• _Set exercise_: Collect every line that includes the string "جاسم".

• _Entries shown_:
_ _ _ _
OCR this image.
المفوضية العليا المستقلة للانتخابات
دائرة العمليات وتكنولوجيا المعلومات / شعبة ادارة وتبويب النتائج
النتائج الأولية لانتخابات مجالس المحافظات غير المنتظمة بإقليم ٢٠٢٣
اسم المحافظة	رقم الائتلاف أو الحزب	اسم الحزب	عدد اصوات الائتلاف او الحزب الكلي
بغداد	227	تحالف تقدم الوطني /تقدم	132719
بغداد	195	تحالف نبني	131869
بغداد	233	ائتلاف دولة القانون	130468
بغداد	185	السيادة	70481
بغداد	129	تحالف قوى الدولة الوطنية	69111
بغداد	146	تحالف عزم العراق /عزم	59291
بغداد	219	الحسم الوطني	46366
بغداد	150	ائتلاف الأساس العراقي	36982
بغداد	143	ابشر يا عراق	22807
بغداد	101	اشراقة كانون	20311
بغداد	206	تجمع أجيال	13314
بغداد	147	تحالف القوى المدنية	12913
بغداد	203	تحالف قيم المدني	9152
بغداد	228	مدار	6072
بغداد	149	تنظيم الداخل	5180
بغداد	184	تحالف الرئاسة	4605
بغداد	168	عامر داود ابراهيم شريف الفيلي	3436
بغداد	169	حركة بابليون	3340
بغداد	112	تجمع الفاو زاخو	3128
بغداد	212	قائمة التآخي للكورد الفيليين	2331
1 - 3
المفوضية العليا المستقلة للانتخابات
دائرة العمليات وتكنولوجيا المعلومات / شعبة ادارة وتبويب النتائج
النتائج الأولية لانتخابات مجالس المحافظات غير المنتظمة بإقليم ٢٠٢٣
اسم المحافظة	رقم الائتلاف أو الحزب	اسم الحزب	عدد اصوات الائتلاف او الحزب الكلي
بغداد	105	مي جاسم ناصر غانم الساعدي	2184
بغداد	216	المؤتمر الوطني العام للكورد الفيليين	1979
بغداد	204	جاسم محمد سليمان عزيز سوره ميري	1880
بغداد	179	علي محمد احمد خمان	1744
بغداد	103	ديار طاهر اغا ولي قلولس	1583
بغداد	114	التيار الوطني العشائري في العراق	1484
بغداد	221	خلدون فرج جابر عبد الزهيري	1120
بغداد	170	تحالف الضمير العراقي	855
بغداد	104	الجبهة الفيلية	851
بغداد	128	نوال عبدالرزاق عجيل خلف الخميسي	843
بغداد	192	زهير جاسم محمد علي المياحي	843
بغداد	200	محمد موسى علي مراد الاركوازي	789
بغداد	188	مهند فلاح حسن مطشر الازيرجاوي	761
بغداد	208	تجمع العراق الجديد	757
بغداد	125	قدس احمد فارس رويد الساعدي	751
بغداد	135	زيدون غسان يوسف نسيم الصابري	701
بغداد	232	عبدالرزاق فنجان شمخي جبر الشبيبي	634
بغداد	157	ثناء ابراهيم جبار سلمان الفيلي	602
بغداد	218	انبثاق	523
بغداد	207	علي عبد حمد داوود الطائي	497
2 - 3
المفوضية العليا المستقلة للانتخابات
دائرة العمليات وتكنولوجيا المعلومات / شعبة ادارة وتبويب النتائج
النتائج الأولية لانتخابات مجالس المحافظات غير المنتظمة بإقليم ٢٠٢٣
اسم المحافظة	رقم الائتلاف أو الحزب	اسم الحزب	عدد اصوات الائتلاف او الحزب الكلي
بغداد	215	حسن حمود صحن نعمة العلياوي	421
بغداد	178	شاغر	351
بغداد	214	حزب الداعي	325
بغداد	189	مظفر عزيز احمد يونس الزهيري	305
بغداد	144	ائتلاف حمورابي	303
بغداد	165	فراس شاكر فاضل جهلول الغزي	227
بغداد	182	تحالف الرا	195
_ _ _ _
• _Full answer_:
بغداد	105	مي جاسم ناصر غانم الساعدي	2184
بغداد	204	جاسم محمد سليمان عزيز سوره ميري	1880
بغداد	192	زهير جاسم محمد علي المياحي	843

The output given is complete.